Extract the text of every entry below exactly; leave images out.

• • • • •

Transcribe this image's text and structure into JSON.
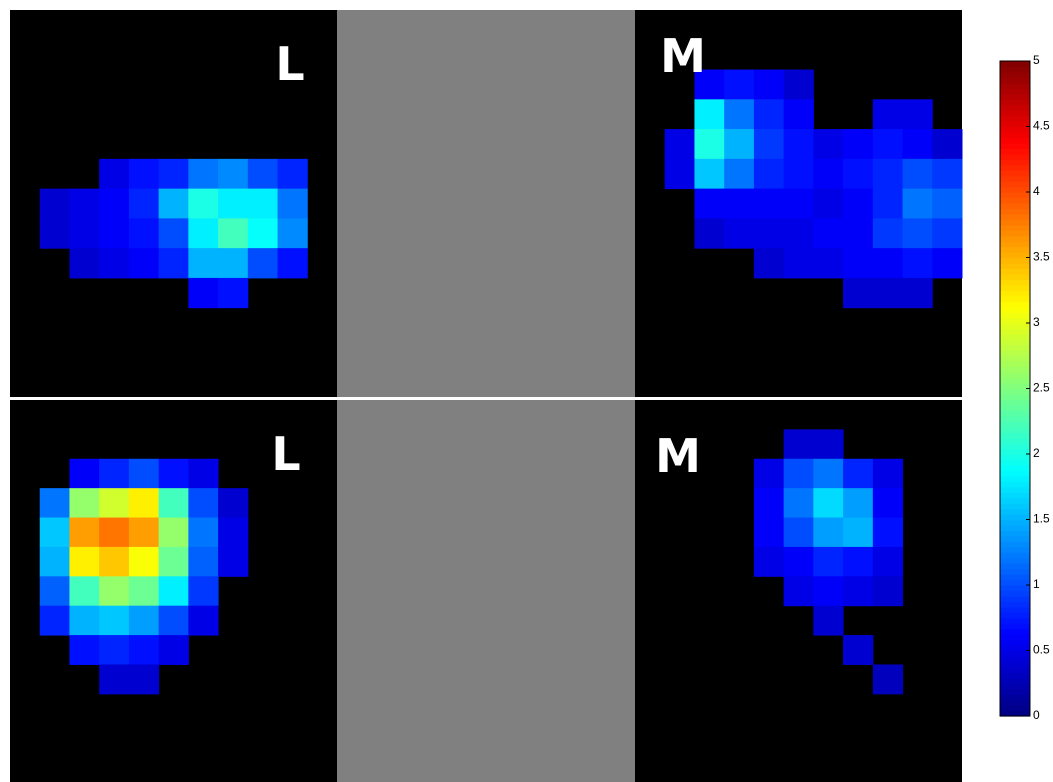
{
  "chart_data": [
    {
      "type": "heatmap",
      "label": "L",
      "values": [
        [
          null,
          null,
          null,
          null,
          null,
          null,
          null,
          null,
          null,
          null,
          null
        ],
        [
          null,
          null,
          null,
          null,
          null,
          null,
          null,
          null,
          null,
          null,
          null
        ],
        [
          null,
          null,
          null,
          null,
          null,
          null,
          null,
          null,
          null,
          null,
          null
        ],
        [
          null,
          null,
          null,
          null,
          null,
          null,
          null,
          null,
          null,
          null,
          null
        ],
        [
          null,
          null,
          null,
          null,
          null,
          null,
          null,
          null,
          null,
          null,
          null
        ],
        [
          null,
          null,
          null,
          0.5,
          0.7,
          0.8,
          1.2,
          1.3,
          1.0,
          0.8,
          null
        ],
        [
          null,
          0.4,
          0.5,
          0.6,
          0.8,
          1.5,
          2.0,
          1.8,
          1.8,
          1.2,
          null
        ],
        [
          null,
          0.4,
          0.5,
          0.6,
          0.7,
          1.0,
          1.8,
          2.2,
          1.9,
          1.3,
          null
        ],
        [
          null,
          null,
          0.4,
          0.5,
          0.6,
          0.8,
          1.5,
          1.5,
          1.0,
          0.7,
          null
        ],
        [
          null,
          null,
          null,
          null,
          null,
          null,
          0.6,
          0.7,
          null,
          null,
          null
        ],
        [
          null,
          null,
          null,
          null,
          null,
          null,
          null,
          null,
          null,
          null,
          null
        ],
        [
          null,
          null,
          null,
          null,
          null,
          null,
          null,
          null,
          null,
          null,
          null
        ],
        [
          null,
          null,
          null,
          null,
          null,
          null,
          null,
          null,
          null,
          null,
          null
        ]
      ]
    },
    {
      "type": "heatmap",
      "label": "M",
      "values": [
        [
          null,
          null,
          null,
          null,
          null,
          null,
          null,
          null,
          null,
          null,
          null
        ],
        [
          null,
          null,
          null,
          null,
          null,
          null,
          null,
          null,
          null,
          null,
          null
        ],
        [
          null,
          null,
          0.6,
          0.7,
          0.6,
          0.4,
          null,
          null,
          null,
          null,
          null
        ],
        [
          null,
          null,
          1.8,
          1.2,
          0.8,
          0.6,
          null,
          null,
          0.5,
          0.5,
          null
        ],
        [
          null,
          0.5,
          2.0,
          1.5,
          0.9,
          0.7,
          0.5,
          0.6,
          0.7,
          0.6,
          0.4
        ],
        [
          null,
          0.5,
          1.6,
          1.2,
          0.8,
          0.7,
          0.6,
          0.7,
          0.8,
          1.0,
          0.9
        ],
        [
          null,
          null,
          0.6,
          0.6,
          0.6,
          0.6,
          0.5,
          0.6,
          0.8,
          1.2,
          1.1
        ],
        [
          null,
          null,
          0.4,
          0.5,
          0.5,
          0.5,
          0.6,
          0.6,
          0.9,
          1.0,
          0.9
        ],
        [
          null,
          null,
          null,
          null,
          0.4,
          0.5,
          0.5,
          0.6,
          0.6,
          0.7,
          0.6
        ],
        [
          null,
          null,
          null,
          null,
          null,
          null,
          null,
          0.4,
          0.4,
          0.4,
          null
        ],
        [
          null,
          null,
          null,
          null,
          null,
          null,
          null,
          null,
          null,
          null,
          null
        ],
        [
          null,
          null,
          null,
          null,
          null,
          null,
          null,
          null,
          null,
          null,
          null
        ],
        [
          null,
          null,
          null,
          null,
          null,
          null,
          null,
          null,
          null,
          null,
          null
        ]
      ]
    },
    {
      "type": "heatmap",
      "label": "L",
      "values": [
        [
          null,
          null,
          null,
          null,
          null,
          null,
          null,
          null,
          null,
          null,
          null
        ],
        [
          null,
          null,
          null,
          null,
          null,
          null,
          null,
          null,
          null,
          null,
          null
        ],
        [
          null,
          null,
          0.6,
          0.8,
          1.0,
          0.7,
          0.5,
          null,
          null,
          null,
          null
        ],
        [
          null,
          1.2,
          2.6,
          2.9,
          3.2,
          2.2,
          1.0,
          0.4,
          null,
          null,
          null
        ],
        [
          null,
          1.6,
          3.6,
          3.8,
          3.6,
          2.6,
          1.2,
          0.5,
          null,
          null,
          null
        ],
        [
          null,
          1.5,
          3.2,
          3.4,
          3.1,
          2.4,
          1.1,
          0.5,
          null,
          null,
          null
        ],
        [
          null,
          1.1,
          2.2,
          2.6,
          2.4,
          1.8,
          0.9,
          null,
          null,
          null,
          null
        ],
        [
          null,
          0.8,
          1.5,
          1.6,
          1.4,
          1.0,
          0.5,
          null,
          null,
          null,
          null
        ],
        [
          null,
          null,
          0.7,
          0.8,
          0.7,
          0.5,
          null,
          null,
          null,
          null,
          null
        ],
        [
          null,
          null,
          null,
          0.4,
          0.4,
          null,
          null,
          null,
          null,
          null,
          null
        ],
        [
          null,
          null,
          null,
          null,
          null,
          null,
          null,
          null,
          null,
          null,
          null
        ],
        [
          null,
          null,
          null,
          null,
          null,
          null,
          null,
          null,
          null,
          null,
          null
        ],
        [
          null,
          null,
          null,
          null,
          null,
          null,
          null,
          null,
          null,
          null,
          null
        ]
      ]
    },
    {
      "type": "heatmap",
      "label": "M",
      "values": [
        [
          null,
          null,
          null,
          null,
          null,
          null,
          null,
          null,
          null,
          null,
          null
        ],
        [
          null,
          null,
          null,
          null,
          null,
          0.4,
          0.4,
          null,
          null,
          null,
          null
        ],
        [
          null,
          null,
          null,
          null,
          0.5,
          1.0,
          1.2,
          0.8,
          0.5,
          null,
          null
        ],
        [
          null,
          null,
          null,
          null,
          0.6,
          1.2,
          1.7,
          1.4,
          0.6,
          null,
          null
        ],
        [
          null,
          null,
          null,
          null,
          0.6,
          1.0,
          1.4,
          1.5,
          0.7,
          null,
          null
        ],
        [
          null,
          null,
          null,
          null,
          0.5,
          0.6,
          0.8,
          0.7,
          0.5,
          null,
          null
        ],
        [
          null,
          null,
          null,
          null,
          null,
          0.5,
          0.6,
          0.5,
          0.4,
          null,
          null
        ],
        [
          null,
          null,
          null,
          null,
          null,
          null,
          0.4,
          null,
          null,
          null,
          null
        ],
        [
          null,
          null,
          null,
          null,
          null,
          null,
          null,
          0.4,
          null,
          null,
          null
        ],
        [
          null,
          null,
          null,
          null,
          null,
          null,
          null,
          null,
          0.3,
          null,
          null
        ],
        [
          null,
          null,
          null,
          null,
          null,
          null,
          null,
          null,
          null,
          null,
          null
        ],
        [
          null,
          null,
          null,
          null,
          null,
          null,
          null,
          null,
          null,
          null,
          null
        ],
        [
          null,
          null,
          null,
          null,
          null,
          null,
          null,
          null,
          null,
          null,
          null
        ]
      ]
    }
  ],
  "colorbar": {
    "clim": [
      0,
      5
    ],
    "ticks": [
      0,
      0.5,
      1,
      1.5,
      2,
      2.5,
      3,
      3.5,
      4,
      4.5,
      5
    ]
  }
}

• • • • •

__The reply__
Transcribe this image's text and structure into JSON.
{
  "chart_data": [
    {
      "type": "heatmap",
      "label": "L",
      "values": [
        [
          null,
          null,
          null,
          null,
          null,
          null,
          null,
          null,
          null,
          null,
          null
        ],
        [
          null,
          null,
          null,
          null,
          null,
          null,
          null,
          null,
          null,
          null,
          null
        ],
        [
          null,
          null,
          null,
          null,
          null,
          null,
          null,
          null,
          null,
          null,
          null
        ],
        [
          null,
          null,
          null,
          null,
          null,
          null,
          null,
          null,
          null,
          null,
          null
        ],
        [
          null,
          null,
          null,
          null,
          null,
          null,
          null,
          null,
          null,
          null,
          null
        ],
        [
          null,
          null,
          null,
          0.5,
          0.7,
          0.8,
          1.2,
          1.3,
          1.0,
          0.8,
          null
        ],
        [
          null,
          0.4,
          0.5,
          0.6,
          0.8,
          1.5,
          2.0,
          1.8,
          1.8,
          1.2,
          null
        ],
        [
          null,
          0.4,
          0.5,
          0.6,
          0.7,
          1.0,
          1.8,
          2.2,
          1.9,
          1.3,
          null
        ],
        [
          null,
          null,
          0.4,
          0.5,
          0.6,
          0.8,
          1.5,
          1.5,
          1.0,
          0.7,
          null
        ],
        [
          null,
          null,
          null,
          null,
          null,
          null,
          0.6,
          0.7,
          null,
          null,
          null
        ],
        [
          null,
          null,
          null,
          null,
          null,
          null,
          null,
          null,
          null,
          null,
          null
        ],
        [
          null,
          null,
          null,
          null,
          null,
          null,
          null,
          null,
          null,
          null,
          null
        ],
        [
          null,
          null,
          null,
          null,
          null,
          null,
          null,
          null,
          null,
          null,
          null
        ]
      ]
    },
    {
      "type": "heatmap",
      "label": "M",
      "values": [
        [
          null,
          null,
          null,
          null,
          null,
          null,
          null,
          null,
          null,
          null,
          null
        ],
        [
          null,
          null,
          null,
          null,
          null,
          null,
          null,
          null,
          null,
          null,
          null
        ],
        [
          null,
          null,
          0.6,
          0.7,
          0.6,
          0.4,
          null,
          null,
          null,
          null,
          null
        ],
        [
          null,
          null,
          1.8,
          1.2,
          0.8,
          0.6,
          null,
          null,
          0.5,
          0.5,
          null
        ],
        [
          null,
          0.5,
          2.0,
          1.5,
          0.9,
          0.7,
          0.5,
          0.6,
          0.7,
          0.6,
          0.4
        ],
        [
          null,
          0.5,
          1.6,
          1.2,
          0.8,
          0.7,
          0.6,
          0.7,
          0.8,
          1.0,
          0.9
        ],
        [
          null,
          null,
          0.6,
          0.6,
          0.6,
          0.6,
          0.5,
          0.6,
          0.8,
          1.2,
          1.1
        ],
        [
          null,
          null,
          0.4,
          0.5,
          0.5,
          0.5,
          0.6,
          0.6,
          0.9,
          1.0,
          0.9
        ],
        [
          null,
          null,
          null,
          null,
          0.4,
          0.5,
          0.5,
          0.6,
          0.6,
          0.7,
          0.6
        ],
        [
          null,
          null,
          null,
          null,
          null,
          null,
          null,
          0.4,
          0.4,
          0.4,
          null
        ],
        [
          null,
          null,
          null,
          null,
          null,
          null,
          null,
          null,
          null,
          null,
          null
        ],
        [
          null,
          null,
          null,
          null,
          null,
          null,
          null,
          null,
          null,
          null,
          null
        ],
        [
          null,
          null,
          null,
          null,
          null,
          null,
          null,
          null,
          null,
          null,
          null
        ]
      ]
    },
    {
      "type": "heatmap",
      "label": "L",
      "values": [
        [
          null,
          null,
          null,
          null,
          null,
          null,
          null,
          null,
          null,
          null,
          null
        ],
        [
          null,
          null,
          null,
          null,
          null,
          null,
          null,
          null,
          null,
          null,
          null
        ],
        [
          null,
          null,
          0.6,
          0.8,
          1.0,
          0.7,
          0.5,
          null,
          null,
          null,
          null
        ],
        [
          null,
          1.2,
          2.6,
          2.9,
          3.2,
          2.2,
          1.0,
          0.4,
          null,
          null,
          null
        ],
        [
          null,
          1.6,
          3.6,
          3.8,
          3.6,
          2.6,
          1.2,
          0.5,
          null,
          null,
          null
        ],
        [
          null,
          1.5,
          3.2,
          3.4,
          3.1,
          2.4,
          1.1,
          0.5,
          null,
          null,
          null
        ],
        [
          null,
          1.1,
          2.2,
          2.6,
          2.4,
          1.8,
          0.9,
          null,
          null,
          null,
          null
        ],
        [
          null,
          0.8,
          1.5,
          1.6,
          1.4,
          1.0,
          0.5,
          null,
          null,
          null,
          null
        ],
        [
          null,
          null,
          0.7,
          0.8,
          0.7,
          0.5,
          null,
          null,
          null,
          null,
          null
        ],
        [
          null,
          null,
          null,
          0.4,
          0.4,
          null,
          null,
          null,
          null,
          null,
          null
        ],
        [
          null,
          null,
          null,
          null,
          null,
          null,
          null,
          null,
          null,
          null,
          null
        ],
        [
          null,
          null,
          null,
          null,
          null,
          null,
          null,
          null,
          null,
          null,
          null
        ],
        [
          null,
          null,
          null,
          null,
          null,
          null,
          null,
          null,
          null,
          null,
          null
        ]
      ]
    },
    {
      "type": "heatmap",
      "label": "M",
      "values": [
        [
          null,
          null,
          null,
          null,
          null,
          null,
          null,
          null,
          null,
          null,
          null
        ],
        [
          null,
          null,
          null,
          null,
          null,
          0.4,
          0.4,
          null,
          null,
          null,
          null
        ],
        [
          null,
          null,
          null,
          null,
          0.5,
          1.0,
          1.2,
          0.8,
          0.5,
          null,
          null
        ],
        [
          null,
          null,
          null,
          null,
          0.6,
          1.2,
          1.7,
          1.4,
          0.6,
          null,
          null
        ],
        [
          null,
          null,
          null,
          null,
          0.6,
          1.0,
          1.4,
          1.5,
          0.7,
          null,
          null
        ],
        [
          null,
          null,
          null,
          null,
          0.5,
          0.6,
          0.8,
          0.7,
          0.5,
          null,
          null
        ],
        [
          null,
          null,
          null,
          null,
          null,
          0.5,
          0.6,
          0.5,
          0.4,
          null,
          null
        ],
        [
          null,
          null,
          null,
          null,
          null,
          null,
          0.4,
          null,
          null,
          null,
          null
        ],
        [
          null,
          null,
          null,
          null,
          null,
          null,
          null,
          0.4,
          null,
          null,
          null
        ],
        [
          null,
          null,
          null,
          null,
          null,
          null,
          null,
          null,
          0.3,
          null,
          null
        ],
        [
          null,
          null,
          null,
          null,
          null,
          null,
          null,
          null,
          null,
          null,
          null
        ],
        [
          null,
          null,
          null,
          null,
          null,
          null,
          null,
          null,
          null,
          null,
          null
        ],
        [
          null,
          null,
          null,
          null,
          null,
          null,
          null,
          null,
          null,
          null,
          null
        ]
      ]
    }
  ],
  "colorbar": {
    "clim": [
      0,
      5
    ],
    "ticks": [
      0,
      0.5,
      1,
      1.5,
      2,
      2.5,
      3,
      3.5,
      4,
      4.5,
      5
    ]
  }
}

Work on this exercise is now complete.